Data
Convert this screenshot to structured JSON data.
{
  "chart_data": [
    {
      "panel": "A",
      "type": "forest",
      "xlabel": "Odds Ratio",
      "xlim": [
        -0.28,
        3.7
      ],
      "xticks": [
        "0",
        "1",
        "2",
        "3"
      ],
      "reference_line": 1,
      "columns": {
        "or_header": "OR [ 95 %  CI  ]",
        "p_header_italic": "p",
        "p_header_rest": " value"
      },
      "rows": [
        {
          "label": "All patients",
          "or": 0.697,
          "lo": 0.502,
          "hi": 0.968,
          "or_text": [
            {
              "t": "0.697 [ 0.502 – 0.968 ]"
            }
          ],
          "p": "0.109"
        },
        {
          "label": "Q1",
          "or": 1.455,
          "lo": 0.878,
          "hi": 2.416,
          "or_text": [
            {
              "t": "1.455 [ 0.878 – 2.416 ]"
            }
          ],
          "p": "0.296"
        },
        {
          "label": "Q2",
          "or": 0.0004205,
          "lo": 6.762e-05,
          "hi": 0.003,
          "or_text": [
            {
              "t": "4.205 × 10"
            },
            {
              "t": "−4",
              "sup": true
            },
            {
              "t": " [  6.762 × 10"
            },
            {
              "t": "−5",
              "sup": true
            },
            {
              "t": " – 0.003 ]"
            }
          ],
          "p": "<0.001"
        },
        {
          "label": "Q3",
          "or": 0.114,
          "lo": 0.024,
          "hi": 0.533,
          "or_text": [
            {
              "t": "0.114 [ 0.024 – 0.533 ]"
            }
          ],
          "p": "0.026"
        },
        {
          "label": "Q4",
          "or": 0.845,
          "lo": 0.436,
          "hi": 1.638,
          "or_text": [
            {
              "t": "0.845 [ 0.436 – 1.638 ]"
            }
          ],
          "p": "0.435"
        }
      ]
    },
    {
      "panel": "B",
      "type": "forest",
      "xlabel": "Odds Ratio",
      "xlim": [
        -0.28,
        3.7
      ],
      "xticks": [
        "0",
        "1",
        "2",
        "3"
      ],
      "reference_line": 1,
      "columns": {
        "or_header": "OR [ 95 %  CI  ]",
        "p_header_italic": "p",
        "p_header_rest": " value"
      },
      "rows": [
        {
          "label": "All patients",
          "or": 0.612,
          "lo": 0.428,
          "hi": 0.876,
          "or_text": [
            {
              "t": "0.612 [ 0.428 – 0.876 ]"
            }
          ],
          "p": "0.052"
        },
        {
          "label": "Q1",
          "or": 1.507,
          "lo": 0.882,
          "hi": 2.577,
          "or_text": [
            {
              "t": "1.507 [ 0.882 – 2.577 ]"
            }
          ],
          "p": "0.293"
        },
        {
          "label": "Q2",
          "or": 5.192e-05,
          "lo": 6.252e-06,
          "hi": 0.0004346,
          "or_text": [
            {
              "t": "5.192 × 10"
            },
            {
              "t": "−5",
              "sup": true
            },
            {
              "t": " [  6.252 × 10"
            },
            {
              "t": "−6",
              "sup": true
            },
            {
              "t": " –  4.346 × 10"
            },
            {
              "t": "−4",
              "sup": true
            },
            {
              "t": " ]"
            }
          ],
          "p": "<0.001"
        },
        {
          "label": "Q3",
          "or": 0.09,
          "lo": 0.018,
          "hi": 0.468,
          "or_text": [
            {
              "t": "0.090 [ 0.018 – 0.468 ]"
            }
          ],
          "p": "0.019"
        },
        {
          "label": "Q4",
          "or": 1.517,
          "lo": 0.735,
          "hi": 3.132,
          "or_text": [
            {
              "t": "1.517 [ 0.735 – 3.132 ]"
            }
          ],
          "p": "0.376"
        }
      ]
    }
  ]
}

Your task
Line by line, copy the entries above exactly as they appear.

Solution to the problem
Convert this screenshot to structured JSON data.
{
  "chart_data": [
    {
      "panel": "A",
      "type": "forest",
      "xlabel": "Odds Ratio",
      "xlim": [
        -0.28,
        3.7
      ],
      "xticks": [
        "0",
        "1",
        "2",
        "3"
      ],
      "reference_line": 1,
      "columns": {
        "or_header": "OR [ 95 %  CI  ]",
        "p_header_italic": "p",
        "p_header_rest": " value"
      },
      "rows": [
        {
          "label": "All patients",
          "or": 0.697,
          "lo": 0.502,
          "hi": 0.968,
          "or_text": [
            {
              "t": "0.697 [ 0.502 – 0.968 ]"
            }
          ],
          "p": "0.109"
        },
        {
          "label": "Q1",
          "or": 1.455,
          "lo": 0.878,
          "hi": 2.416,
          "or_text": [
            {
              "t": "1.455 [ 0.878 – 2.416 ]"
            }
          ],
          "p": "0.296"
        },
        {
          "label": "Q2",
          "or": 0.0004205,
          "lo": 6.762e-05,
          "hi": 0.003,
          "or_text": [
            {
              "t": "4.205 × 10"
            },
            {
              "t": "−4",
              "sup": true
            },
            {
              "t": " [  6.762 × 10"
            },
            {
              "t": "−5",
              "sup": true
            },
            {
              "t": " – 0.003 ]"
            }
          ],
          "p": "<0.001"
        },
        {
          "label": "Q3",
          "or": 0.114,
          "lo": 0.024,
          "hi": 0.533,
          "or_text": [
            {
              "t": "0.114 [ 0.024 – 0.533 ]"
            }
          ],
          "p": "0.026"
        },
        {
          "label": "Q4",
          "or": 0.845,
          "lo": 0.436,
          "hi": 1.638,
          "or_text": [
            {
              "t": "0.845 [ 0.436 – 1.638 ]"
            }
          ],
          "p": "0.435"
        }
      ]
    },
    {
      "panel": "B",
      "type": "forest",
      "xlabel": "Odds Ratio",
      "xlim": [
        -0.28,
        3.7
      ],
      "xticks": [
        "0",
        "1",
        "2",
        "3"
      ],
      "reference_line": 1,
      "columns": {
        "or_header": "OR [ 95 %  CI  ]",
        "p_header_italic": "p",
        "p_header_rest": " value"
      },
      "rows": [
        {
          "label": "All patients",
          "or": 0.612,
          "lo": 0.428,
          "hi": 0.876,
          "or_text": [
            {
              "t": "0.612 [ 0.428 – 0.876 ]"
            }
          ],
          "p": "0.052"
        },
        {
          "label": "Q1",
          "or": 1.507,
          "lo": 0.882,
          "hi": 2.577,
          "or_text": [
            {
              "t": "1.507 [ 0.882 – 2.577 ]"
            }
          ],
          "p": "0.293"
        },
        {
          "label": "Q2",
          "or": 5.192e-05,
          "lo": 6.252e-06,
          "hi": 0.0004346,
          "or_text": [
            {
              "t": "5.192 × 10"
            },
            {
              "t": "−5",
              "sup": true
            },
            {
              "t": " [  6.252 × 10"
            },
            {
              "t": "−6",
              "sup": true
            },
            {
              "t": " –  4.346 × 10"
            },
            {
              "t": "−4",
              "sup": true
            },
            {
              "t": " ]"
            }
          ],
          "p": "<0.001"
        },
        {
          "label": "Q3",
          "or": 0.09,
          "lo": 0.018,
          "hi": 0.468,
          "or_text": [
            {
              "t": "0.090 [ 0.018 – 0.468 ]"
            }
          ],
          "p": "0.019"
        },
        {
          "label": "Q4",
          "or": 1.517,
          "lo": 0.735,
          "hi": 3.132,
          "or_text": [
            {
              "t": "1.517 [ 0.735 – 3.132 ]"
            }
          ],
          "p": "0.376"
        }
      ]
    }
  ]
}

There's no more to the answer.